## [What to produce]
Go through the entries and transcribe each one exactly, dropping the pictures.

## [Material supplied]

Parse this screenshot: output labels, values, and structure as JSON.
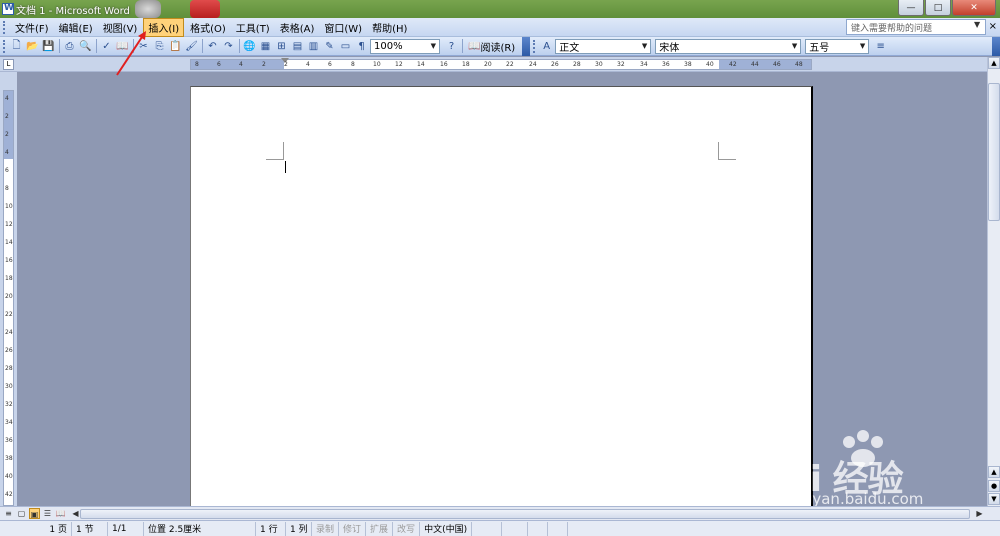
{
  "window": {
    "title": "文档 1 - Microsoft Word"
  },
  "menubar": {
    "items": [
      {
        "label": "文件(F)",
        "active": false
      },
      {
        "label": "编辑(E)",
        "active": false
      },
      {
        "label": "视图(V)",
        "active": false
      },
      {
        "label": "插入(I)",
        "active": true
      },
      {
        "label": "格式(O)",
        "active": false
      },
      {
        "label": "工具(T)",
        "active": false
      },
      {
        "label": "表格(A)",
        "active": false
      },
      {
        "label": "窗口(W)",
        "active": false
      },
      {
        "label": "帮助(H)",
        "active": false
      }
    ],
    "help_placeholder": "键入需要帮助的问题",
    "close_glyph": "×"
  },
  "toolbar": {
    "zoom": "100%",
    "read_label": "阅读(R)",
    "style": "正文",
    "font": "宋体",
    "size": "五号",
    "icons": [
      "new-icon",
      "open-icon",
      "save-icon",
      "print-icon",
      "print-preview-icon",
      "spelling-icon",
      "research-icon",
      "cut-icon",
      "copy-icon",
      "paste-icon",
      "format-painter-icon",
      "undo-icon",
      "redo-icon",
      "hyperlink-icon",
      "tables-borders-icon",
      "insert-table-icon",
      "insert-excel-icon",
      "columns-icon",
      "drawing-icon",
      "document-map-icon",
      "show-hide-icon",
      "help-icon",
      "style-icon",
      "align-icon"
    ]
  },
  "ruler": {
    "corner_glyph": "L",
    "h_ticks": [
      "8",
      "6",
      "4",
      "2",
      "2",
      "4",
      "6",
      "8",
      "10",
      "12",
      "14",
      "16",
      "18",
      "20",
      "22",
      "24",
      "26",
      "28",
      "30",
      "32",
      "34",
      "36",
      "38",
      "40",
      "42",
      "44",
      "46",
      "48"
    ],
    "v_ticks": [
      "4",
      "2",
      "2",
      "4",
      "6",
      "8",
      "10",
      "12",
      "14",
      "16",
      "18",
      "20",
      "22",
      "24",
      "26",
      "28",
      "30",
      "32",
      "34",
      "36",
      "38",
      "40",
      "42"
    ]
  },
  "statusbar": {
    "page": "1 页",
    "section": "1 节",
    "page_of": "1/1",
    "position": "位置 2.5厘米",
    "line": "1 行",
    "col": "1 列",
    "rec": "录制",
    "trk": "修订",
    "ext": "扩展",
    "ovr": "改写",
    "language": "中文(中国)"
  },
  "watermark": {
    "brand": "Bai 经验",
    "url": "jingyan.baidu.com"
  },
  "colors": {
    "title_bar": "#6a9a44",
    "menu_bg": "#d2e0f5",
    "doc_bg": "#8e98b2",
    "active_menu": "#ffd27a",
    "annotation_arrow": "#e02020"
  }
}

## [Correct result]
Parse this screenshot: output labels, values, and structure as JSON.
{
  "window": {
    "title": "文档 1 - Microsoft Word"
  },
  "menubar": {
    "items": [
      {
        "label": "文件(F)",
        "active": false
      },
      {
        "label": "编辑(E)",
        "active": false
      },
      {
        "label": "视图(V)",
        "active": false
      },
      {
        "label": "插入(I)",
        "active": true
      },
      {
        "label": "格式(O)",
        "active": false
      },
      {
        "label": "工具(T)",
        "active": false
      },
      {
        "label": "表格(A)",
        "active": false
      },
      {
        "label": "窗口(W)",
        "active": false
      },
      {
        "label": "帮助(H)",
        "active": false
      }
    ],
    "help_placeholder": "键入需要帮助的问题",
    "close_glyph": "×"
  },
  "toolbar": {
    "zoom": "100%",
    "read_label": "阅读(R)",
    "style": "正文",
    "font": "宋体",
    "size": "五号",
    "icons": [
      "new-icon",
      "open-icon",
      "save-icon",
      "print-icon",
      "print-preview-icon",
      "spelling-icon",
      "research-icon",
      "cut-icon",
      "copy-icon",
      "paste-icon",
      "format-painter-icon",
      "undo-icon",
      "redo-icon",
      "hyperlink-icon",
      "tables-borders-icon",
      "insert-table-icon",
      "insert-excel-icon",
      "columns-icon",
      "drawing-icon",
      "document-map-icon",
      "show-hide-icon",
      "help-icon",
      "style-icon",
      "align-icon"
    ]
  },
  "ruler": {
    "corner_glyph": "L",
    "h_ticks": [
      "8",
      "6",
      "4",
      "2",
      "2",
      "4",
      "6",
      "8",
      "10",
      "12",
      "14",
      "16",
      "18",
      "20",
      "22",
      "24",
      "26",
      "28",
      "30",
      "32",
      "34",
      "36",
      "38",
      "40",
      "42",
      "44",
      "46",
      "48"
    ],
    "v_ticks": [
      "4",
      "2",
      "2",
      "4",
      "6",
      "8",
      "10",
      "12",
      "14",
      "16",
      "18",
      "20",
      "22",
      "24",
      "26",
      "28",
      "30",
      "32",
      "34",
      "36",
      "38",
      "40",
      "42"
    ]
  },
  "statusbar": {
    "page": "1 页",
    "section": "1 节",
    "page_of": "1/1",
    "position": "位置 2.5厘米",
    "line": "1 行",
    "col": "1 列",
    "rec": "录制",
    "trk": "修订",
    "ext": "扩展",
    "ovr": "改写",
    "language": "中文(中国)"
  },
  "watermark": {
    "brand": "Bai 经验",
    "url": "jingyan.baidu.com"
  },
  "colors": {
    "title_bar": "#6a9a44",
    "menu_bg": "#d2e0f5",
    "doc_bg": "#8e98b2",
    "active_menu": "#ffd27a",
    "annotation_arrow": "#e02020"
  }
}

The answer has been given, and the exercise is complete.